[TASK] Each entry that follows is to be retyped exactly. Pictures do not belong in the copy.
───── RAW DATA ─────
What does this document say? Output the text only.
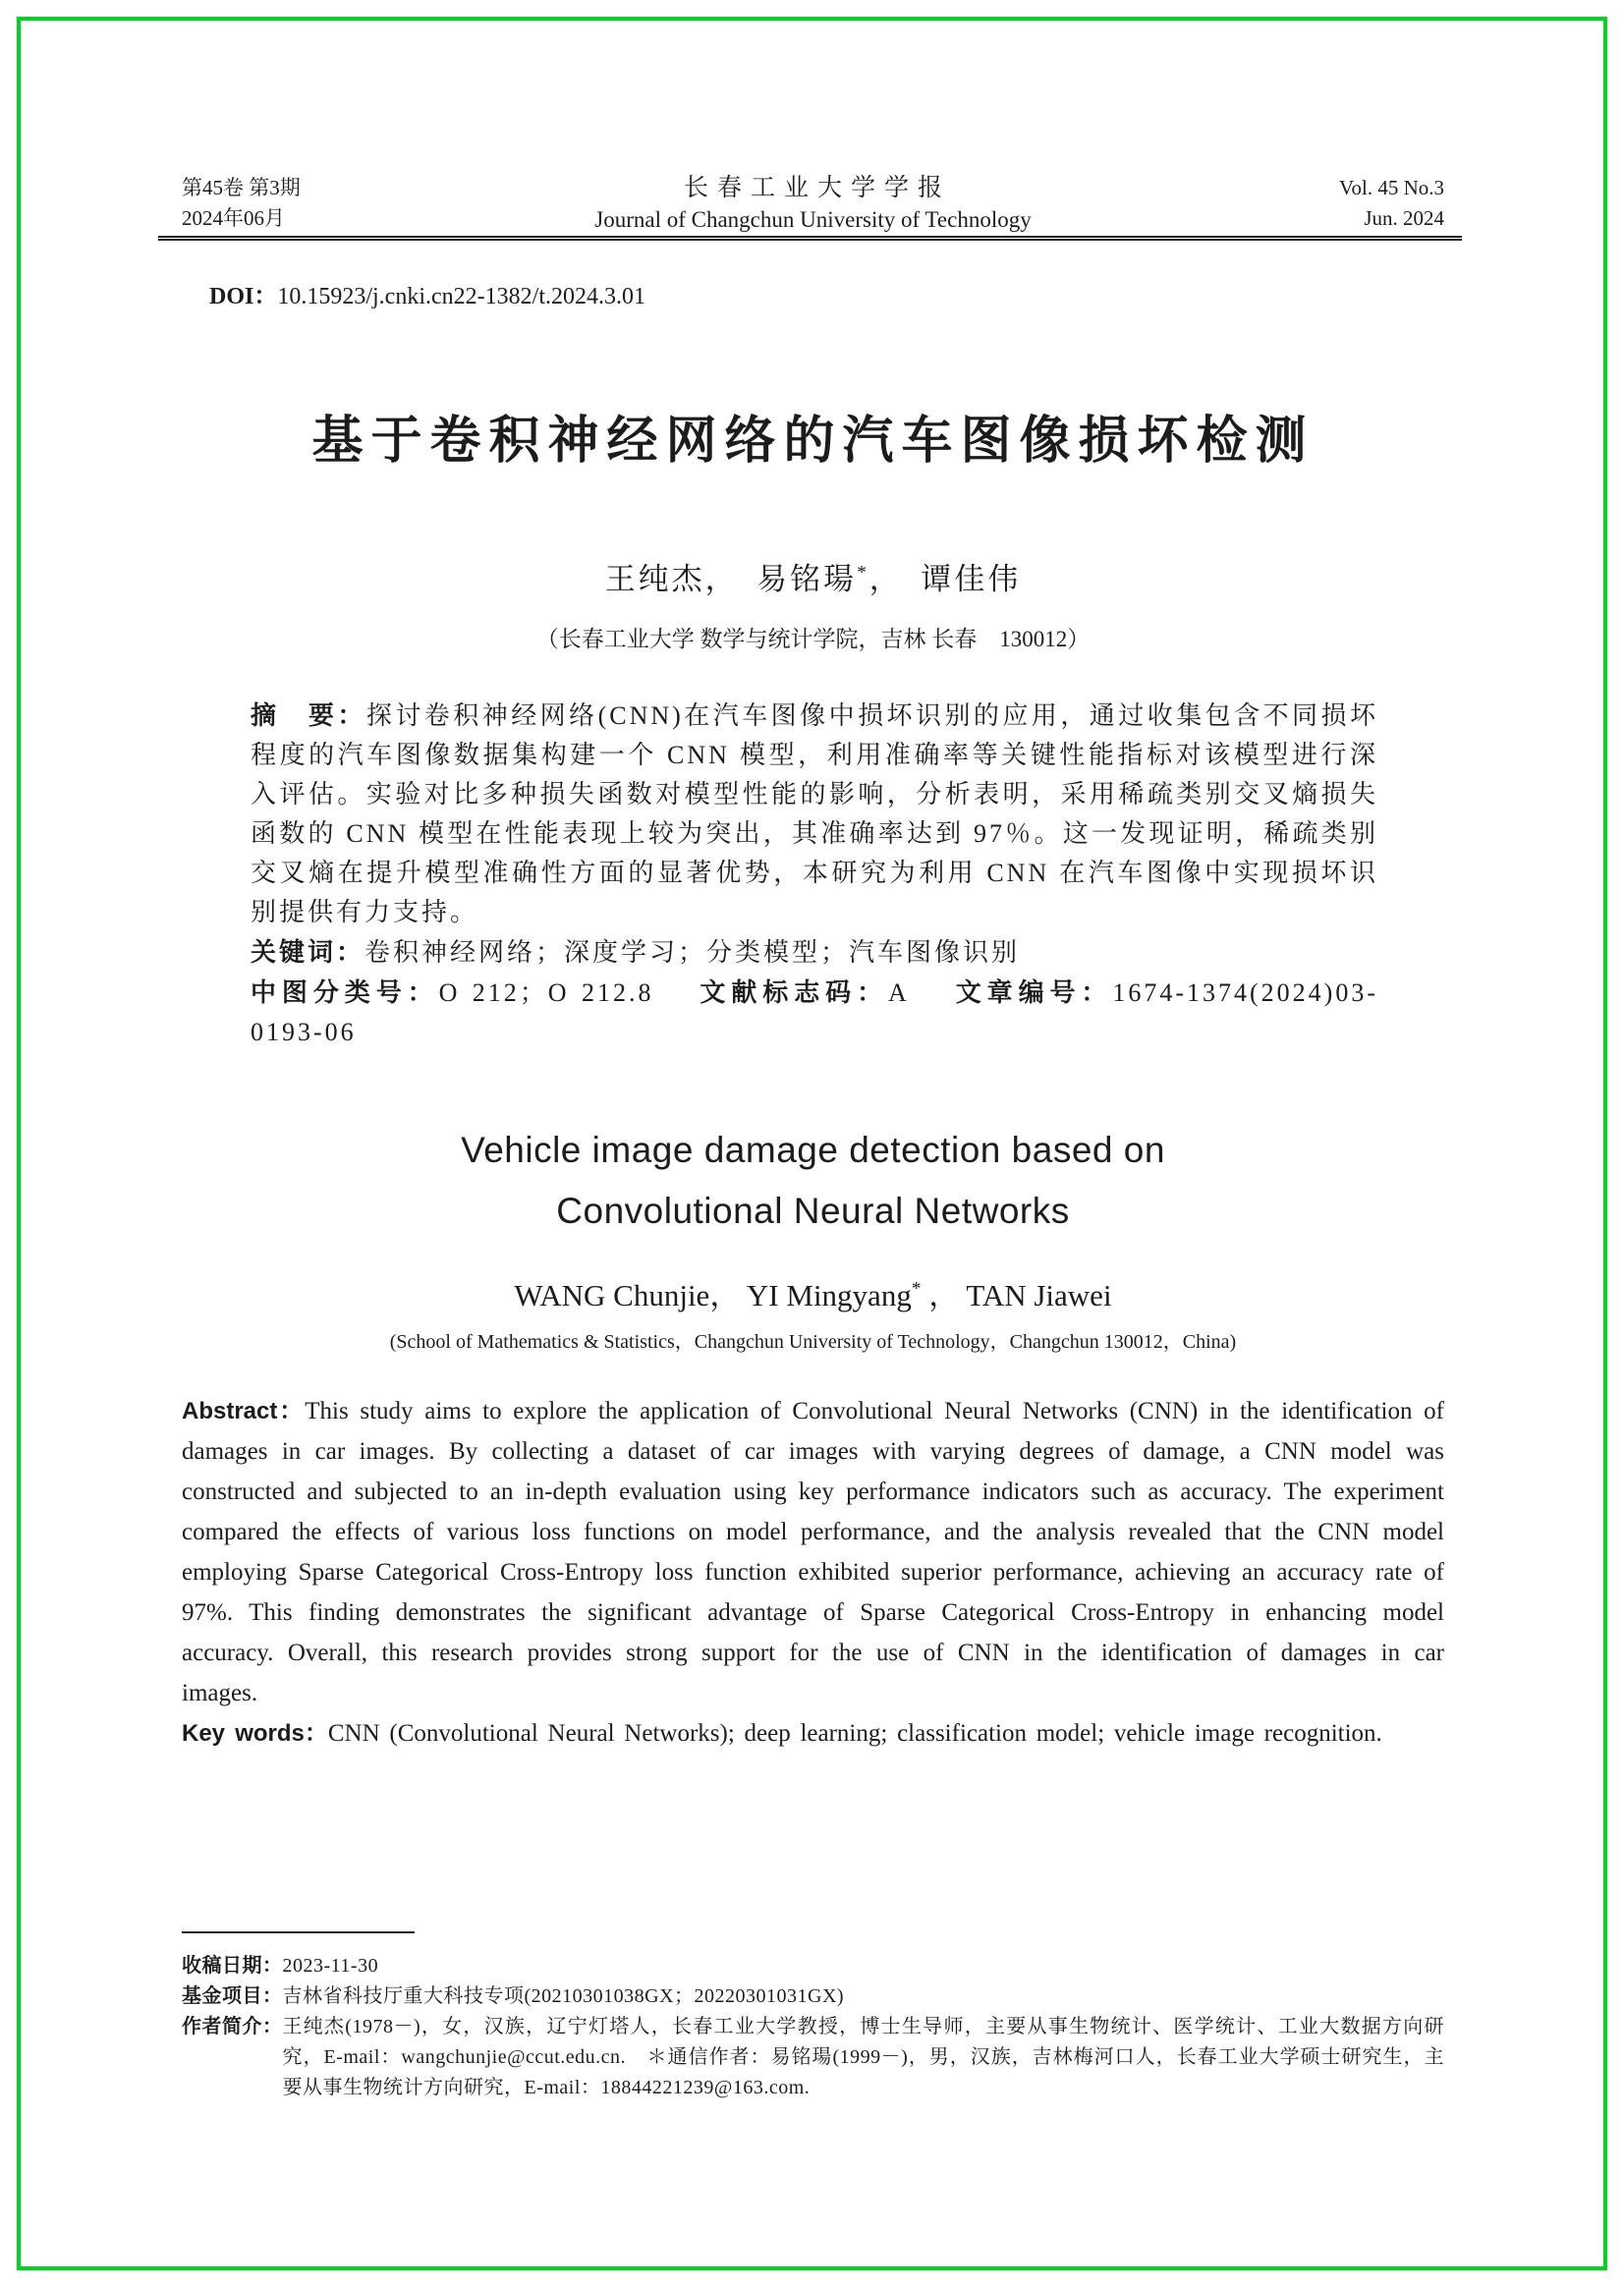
第45卷 第3期
2024年06月
长春工业大学学报
Journal of Changchun University of Technology
Vol. 45 No.3
Jun. 2024
DOI：10.15923/j.cnki.cn22-1382/t.2024.3.01
基于卷积神经网络的汽车图像损坏检测
王纯杰，　易铭瑒*，　谭佳伟
（长春工业大学 数学与统计学院，吉林 长春　130012）

摘　要：探讨卷积神经网络(CNN)在汽车图像中损坏识别的应用，通过收集包含不同损坏程度的汽车图像数据集构建一个 CNN 模型，利用准确率等关键性能指标对该模型进行深入评估。实验对比多种损失函数对模型性能的影响，分析表明，采用稀疏类别交叉熵损失函数的 CNN 模型在性能表现上较为突出，其准确率达到 97％。这一发现证明，稀疏类别交叉熵在提升模型准确性方面的显著优势，本研究为利用 CNN 在汽车图像中实现损坏识别提供有力支持。

关键词：卷积神经网络；深度学习；分类模型；汽车图像识别

中图分类号：O 212；O 212.8 文献标志码：A 文章编号：1674-1374(2024)03-0193-06

Vehicle image damage detection based on
Convolutional Neural Networks
WANG Chunjie， YI Mingyang* ， TAN Jiawei
(School of Mathematics & Statistics，Changchun University of Technology，Changchun 130012，China)

Abstract：This study aims to explore the application of Convolutional Neural Networks (CNN) in the identification of damages in car images. By collecting a dataset of car images with varying degrees of damage, a CNN model was constructed and subjected to an in-depth evaluation using key performance indicators such as accuracy. The experiment compared the effects of various loss functions on model performance, and the analysis revealed that the CNN model employing Sparse Categorical Cross-Entropy loss function exhibited superior performance, achieving an accuracy rate of 97%. This finding demonstrates the significant advantage of Sparse Categorical Cross-Entropy in enhancing model accuracy. Overall, this research provides strong support for the use of CNN in the identification of damages in car images.

Key words：CNN (Convolutional Neural Networks); deep learning; classification model; vehicle image recognition.

收稿日期： 2023-11-30
基金项目： 吉林省科技厅重大科技专项(20210301038GX；20220301031GX)
作者简介： 王纯杰(1978－)，女，汉族，辽宁灯塔人，长春工业大学教授，博士生导师，主要从事生物统计、医学统计、工业大数据方向研究，E-mail：wangchunjie@ccut.edu.cn.　＊通信作者：易铭瑒(1999－)，男，汉族，吉林梅河口人，长春工业大学硕士研究生，主要从事生物统计方向研究，E-mail：18844221239@163.com.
─────
[ANSWER]
What does this document say? Output the text only.
第45卷 第3期
2024年06月
长春工业大学学报
Journal of Changchun University of Technology
Vol. 45 No.3
Jun. 2024
DOI：10.15923/j.cnki.cn22-1382/t.2024.3.01
基于卷积神经网络的汽车图像损坏检测
王纯杰，　易铭瑒*，　谭佳伟
（长春工业大学 数学与统计学院，吉林 长春　130012）

摘　要：探讨卷积神经网络(CNN)在汽车图像中损坏识别的应用，通过收集包含不同损坏程度的汽车图像数据集构建一个 CNN 模型，利用准确率等关键性能指标对该模型进行深入评估。实验对比多种损失函数对模型性能的影响，分析表明，采用稀疏类别交叉熵损失函数的 CNN 模型在性能表现上较为突出，其准确率达到 97％。这一发现证明，稀疏类别交叉熵在提升模型准确性方面的显著优势，本研究为利用 CNN 在汽车图像中实现损坏识别提供有力支持。

关键词：卷积神经网络；深度学习；分类模型；汽车图像识别

中图分类号：O 212；O 212.8 文献标志码：A 文章编号：1674-1374(2024)03-0193-06

Vehicle image damage detection based on
Convolutional Neural Networks
WANG Chunjie， YI Mingyang* ， TAN Jiawei
(School of Mathematics & Statistics，Changchun University of Technology，Changchun 130012，China)

Abstract：This study aims to explore the application of Convolutional Neural Networks (CNN) in the identification of damages in car images. By collecting a dataset of car images with varying degrees of damage, a CNN model was constructed and subjected to an in-depth evaluation using key performance indicators such as accuracy. The experiment compared the effects of various loss functions on model performance, and the analysis revealed that the CNN model employing Sparse Categorical Cross-Entropy loss function exhibited superior performance, achieving an accuracy rate of 97%. This finding demonstrates the significant advantage of Sparse Categorical Cross-Entropy in enhancing model accuracy. Overall, this research provides strong support for the use of CNN in the identification of damages in car images.

Key words：CNN (Convolutional Neural Networks); deep learning; classification model; vehicle image recognition.

收稿日期： 2023-11-30
基金项目： 吉林省科技厅重大科技专项(20210301038GX；20220301031GX)
作者简介： 王纯杰(1978－)，女，汉族，辽宁灯塔人，长春工业大学教授，博士生导师，主要从事生物统计、医学统计、工业大数据方向研究，E-mail：wangchunjie@ccut.edu.cn.　＊通信作者：易铭瑒(1999－)，男，汉族，吉林梅河口人，长春工业大学硕士研究生，主要从事生物统计方向研究，E-mail：18844221239@163.com.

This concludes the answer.